** Start **

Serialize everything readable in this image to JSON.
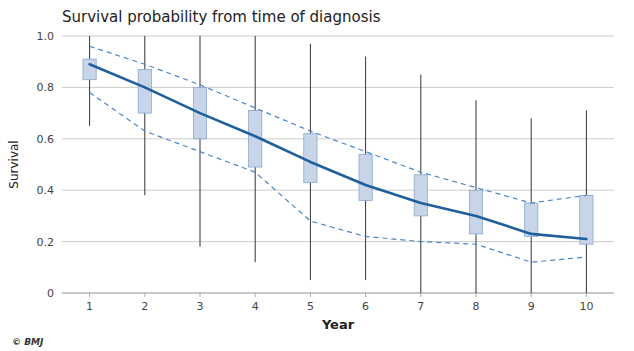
{
  "chart_data": {
    "type": "line",
    "title": "Survival probability from time of diagnosis",
    "x_label": "Year",
    "y_label": "Survival",
    "x": [
      1,
      2,
      3,
      4,
      5,
      6,
      7,
      8,
      9,
      10
    ],
    "xlim": [
      0.5,
      10.5
    ],
    "xticks": [
      1,
      2,
      3,
      4,
      5,
      6,
      7,
      8,
      9,
      10
    ],
    "ylim": [
      0,
      1.0
    ],
    "yticks": [
      0,
      0.2,
      0.4,
      0.6,
      0.8,
      {
        "value": 1.0,
        "label": "1.0"
      }
    ],
    "grid": true,
    "annotations": [
      "© BMJ"
    ],
    "series": [
      {
        "type": "whisker",
        "color": "#333333",
        "upper": [
          1.0,
          1.0,
          1.0,
          1.0,
          0.97,
          0.92,
          0.85,
          0.75,
          0.68,
          0.71
        ],
        "lower": [
          0.65,
          0.38,
          0.18,
          0.12,
          0.05,
          0.05,
          0.0,
          0.0,
          0.0,
          0.0
        ]
      },
      {
        "type": "box",
        "color": "#c8d5e8",
        "upper": [
          0.91,
          0.87,
          0.8,
          0.71,
          0.62,
          0.54,
          0.46,
          0.4,
          0.35,
          0.38
        ],
        "lower": [
          0.83,
          0.7,
          0.6,
          0.49,
          0.43,
          0.36,
          0.3,
          0.23,
          0.22,
          0.19
        ]
      },
      {
        "type": "line",
        "line_style": "dashed",
        "color": "#4a86c8",
        "values": [
          0.96,
          0.89,
          0.81,
          0.72,
          0.63,
          0.55,
          0.47,
          0.41,
          0.35,
          0.38
        ]
      },
      {
        "type": "line",
        "line_style": "dashed",
        "color": "#4a86c8",
        "values": [
          0.78,
          0.63,
          0.55,
          0.47,
          0.28,
          0.22,
          0.2,
          0.19,
          0.12,
          0.14
        ]
      },
      {
        "type": "line",
        "line_style": "solid",
        "color": "#1f5f9e",
        "values": [
          0.89,
          0.8,
          0.7,
          0.61,
          0.51,
          0.42,
          0.35,
          0.3,
          0.23,
          0.21
        ]
      }
    ]
  }
}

** End **

(Goal):
For the entries above, state how many lines contain the word "color". Provide the number by itself.

(Reply to the task):
5